● WHAT TO DO: Transcribe the material verbatim in full; the pictures do not belong in the copy.

##########

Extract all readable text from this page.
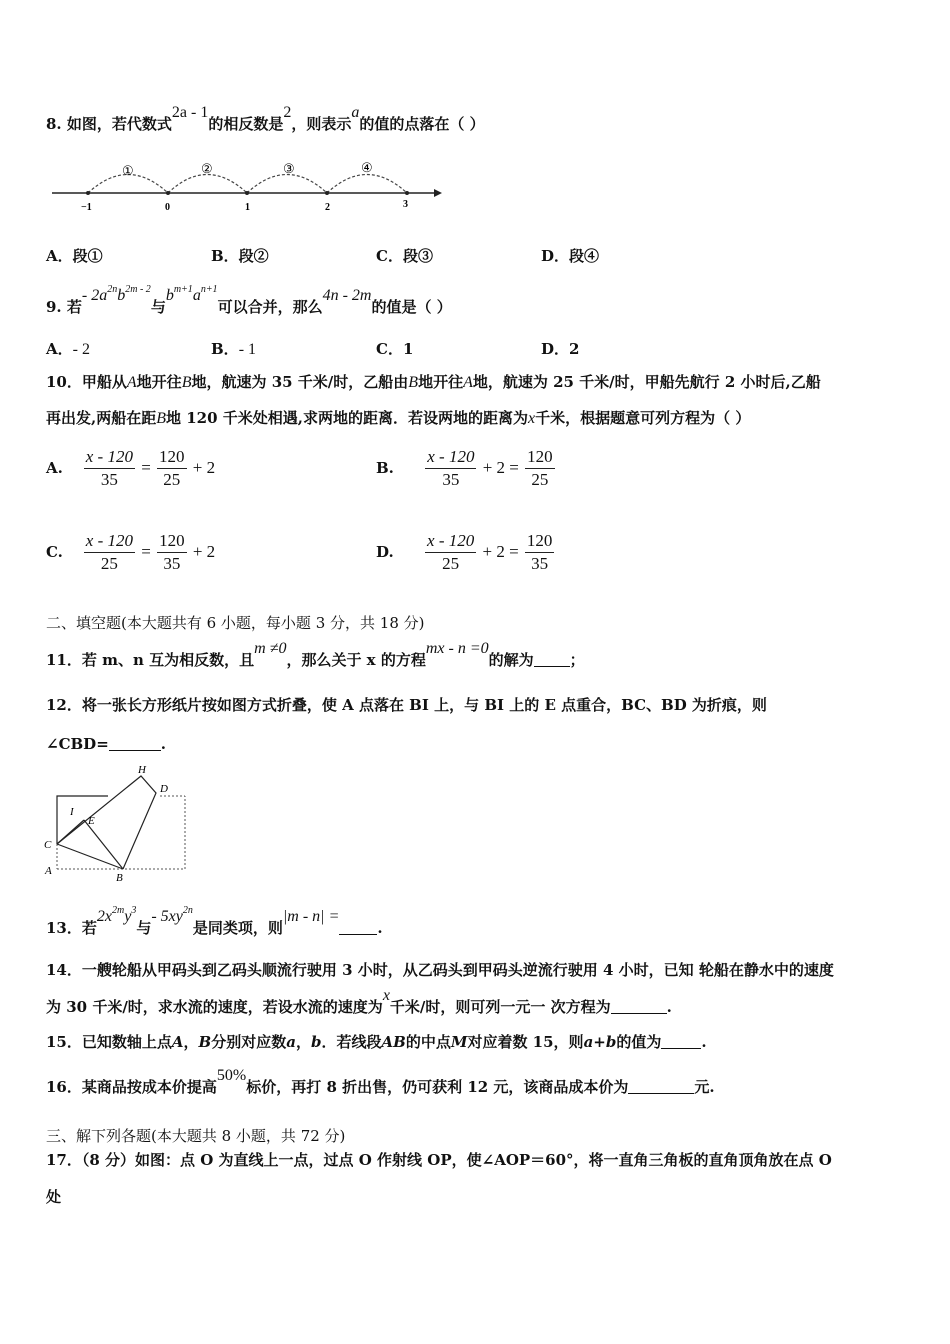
8. 如图，若代数式2a - 1的相反数是2，则表示a的值的点落在（ ）
①	②	③	④
−1	0	1	2	3
A．段①	B．段②	C．段③	D．段④
9. 若- $2a^{2n}b^{2m - 2}$与$b^{m+1}a^{n+1}$可以合并，那么4n - 2m的值是（ ）
A．- 2	B．- 1	C．1	D．2
10．甲船从A地开往B地，航速为 35 千米/时，乙船由B地开往A地，航速为 25 千米/时，甲船先航行 2 小时后,乙船
再出发,两船在距B地 120 千米处相遇,求两地的距离．若设两地的距离为x千米，根据题意可列方程为（ ）
A. $\frac{x - 120}{35} = \frac{120}{25} + 2$	B. $\frac{x - 120}{35} + 2 = \frac{120}{25}$
C. $\frac{x - 120}{25} = \frac{120}{35} + 2$	D. $\frac{x - 120}{25} + 2 = \frac{120}{35}$
二、填空题(本大题共有 6 小题，每小题 3 分，共 18 分)
11．若 m、n 互为相反数，且m ≠0，那么关于 x 的方程mx - n =0的解为 ；
12．将一张长方形纸片按如图方式折叠，使 A 点落在 BI 上，与 BI 上的 E 点重合，BC、BD 为折痕，则
∠CBD=	.
H
D
I
E
C
A
B
13．若$2x^{2m}y^3$与- $5xy^{2n}$是同类项，则|m - n| =.
14．一艘轮船从甲码头到乙码头顺流行驶用 3 小时，从乙码头到甲码头逆流行驶用 4 小时，已知 轮船在静水中的速度
为 30 千米/时，求水流的速度，若设水流的速度为x千米/时，则可列一元一 次方程为	.
15．已知数轴上点A，B分别对应数a，b．若线段AB的中点M对应着数 15，则a+b的值为	.
16．某商品按成本价提高50%标价，再打 8 折出售，仍可获利 12 元，该商品成本价为	元.
三、解下列各题(本大题共 8 小题，共 72 分)
17．（8 分）如图：点 O 为直线上一点，过点 O 作射线 OP，使∠AOP＝60°，将一直角三角板的直角顶角放在点 O
处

##########

● ANSWER TO THIS EXERCISE:
Extract all readable text from this page.
8. 如图，若代数式2a - 1的相反数是2，则表示a的值的点落在（ ）
①	②	③	④
−1	0	1	2	3
A．段①	B．段②	C．段③	D．段④
9. 若- $2a^{2n}b^{2m - 2}$与$b^{m+1}a^{n+1}$可以合并，那么4n - 2m的值是（ ）
A．- 2	B．- 1	C．1	D．2
10．甲船从A地开往B地，航速为 35 千米/时，乙船由B地开往A地，航速为 25 千米/时，甲船先航行 2 小时后,乙船
再出发,两船在距B地 120 千米处相遇,求两地的距离．若设两地的距离为x千米，根据题意可列方程为（ ）
A. $\frac{x - 120}{35} = \frac{120}{25} + 2$	B. $\frac{x - 120}{35} + 2 = \frac{120}{25}$
C. $\frac{x - 120}{25} = \frac{120}{35} + 2$	D. $\frac{x - 120}{25} + 2 = \frac{120}{35}$
二、填空题(本大题共有 6 小题，每小题 3 分，共 18 分)
11．若 m、n 互为相反数，且m ≠0，那么关于 x 的方程mx - n =0的解为 ；
12．将一张长方形纸片按如图方式折叠，使 A 点落在 BI 上，与 BI 上的 E 点重合，BC、BD 为折痕，则
∠CBD=	.
H
D
I
E
C
A
B
13．若$2x^{2m}y^3$与- $5xy^{2n}$是同类项，则|m - n| =.
14．一艘轮船从甲码头到乙码头顺流行驶用 3 小时，从乙码头到甲码头逆流行驶用 4 小时，已知 轮船在静水中的速度
为 30 千米/时，求水流的速度，若设水流的速度为x千米/时，则可列一元一 次方程为	.
15．已知数轴上点A，B分别对应数a，b．若线段AB的中点M对应着数 15，则a+b的值为	.
16．某商品按成本价提高50%标价，再打 8 折出售，仍可获利 12 元，该商品成本价为	元.
三、解下列各题(本大题共 8 小题，共 72 分)
17．（8 分）如图：点 O 为直线上一点，过点 O 作射线 OP，使∠AOP＝60°，将一直角三角板的直角顶角放在点 O
处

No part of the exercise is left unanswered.